> [Problem details]
Write out every entry exactly as it appears.

> [Records for this exercise]

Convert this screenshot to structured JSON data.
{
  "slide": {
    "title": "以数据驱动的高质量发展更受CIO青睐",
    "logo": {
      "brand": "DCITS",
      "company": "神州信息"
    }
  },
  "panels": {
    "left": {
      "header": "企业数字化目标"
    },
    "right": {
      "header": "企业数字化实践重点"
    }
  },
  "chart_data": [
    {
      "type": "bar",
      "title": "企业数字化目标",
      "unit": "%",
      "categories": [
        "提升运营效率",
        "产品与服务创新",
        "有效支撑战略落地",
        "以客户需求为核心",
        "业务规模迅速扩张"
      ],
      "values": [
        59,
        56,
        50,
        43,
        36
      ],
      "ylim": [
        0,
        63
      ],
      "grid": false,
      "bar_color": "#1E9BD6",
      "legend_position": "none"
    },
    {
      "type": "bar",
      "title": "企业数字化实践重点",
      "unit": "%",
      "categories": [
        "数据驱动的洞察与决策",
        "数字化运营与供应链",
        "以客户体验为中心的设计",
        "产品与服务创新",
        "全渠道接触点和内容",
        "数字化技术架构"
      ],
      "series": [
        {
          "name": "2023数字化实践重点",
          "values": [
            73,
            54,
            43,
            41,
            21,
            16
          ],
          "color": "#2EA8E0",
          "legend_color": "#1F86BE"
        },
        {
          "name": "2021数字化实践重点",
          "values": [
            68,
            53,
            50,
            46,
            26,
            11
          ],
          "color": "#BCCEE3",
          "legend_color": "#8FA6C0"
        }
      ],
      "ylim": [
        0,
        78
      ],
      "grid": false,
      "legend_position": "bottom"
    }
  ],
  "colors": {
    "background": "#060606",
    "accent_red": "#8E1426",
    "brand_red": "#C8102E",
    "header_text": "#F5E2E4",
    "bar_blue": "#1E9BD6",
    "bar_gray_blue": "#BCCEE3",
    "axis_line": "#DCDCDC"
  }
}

> [Finished exercise]
Convert this screenshot to structured JSON data.
{
  "slide": {
    "title": "以数据驱动的高质量发展更受CIO青睐",
    "logo": {
      "brand": "DCITS",
      "company": "神州信息"
    }
  },
  "panels": {
    "left": {
      "header": "企业数字化目标"
    },
    "right": {
      "header": "企业数字化实践重点"
    }
  },
  "chart_data": [
    {
      "type": "bar",
      "title": "企业数字化目标",
      "unit": "%",
      "categories": [
        "提升运营效率",
        "产品与服务创新",
        "有效支撑战略落地",
        "以客户需求为核心",
        "业务规模迅速扩张"
      ],
      "values": [
        59,
        56,
        50,
        43,
        36
      ],
      "ylim": [
        0,
        63
      ],
      "grid": false,
      "bar_color": "#1E9BD6",
      "legend_position": "none"
    },
    {
      "type": "bar",
      "title": "企业数字化实践重点",
      "unit": "%",
      "categories": [
        "数据驱动的洞察与决策",
        "数字化运营与供应链",
        "以客户体验为中心的设计",
        "产品与服务创新",
        "全渠道接触点和内容",
        "数字化技术架构"
      ],
      "series": [
        {
          "name": "2023数字化实践重点",
          "values": [
            73,
            54,
            43,
            41,
            21,
            16
          ],
          "color": "#2EA8E0",
          "legend_color": "#1F86BE"
        },
        {
          "name": "2021数字化实践重点",
          "values": [
            68,
            53,
            50,
            46,
            26,
            11
          ],
          "color": "#BCCEE3",
          "legend_color": "#8FA6C0"
        }
      ],
      "ylim": [
        0,
        78
      ],
      "grid": false,
      "legend_position": "bottom"
    }
  ],
  "colors": {
    "background": "#060606",
    "accent_red": "#8E1426",
    "brand_red": "#C8102E",
    "header_text": "#F5E2E4",
    "bar_blue": "#1E9BD6",
    "bar_gray_blue": "#BCCEE3",
    "axis_line": "#DCDCDC"
  }
}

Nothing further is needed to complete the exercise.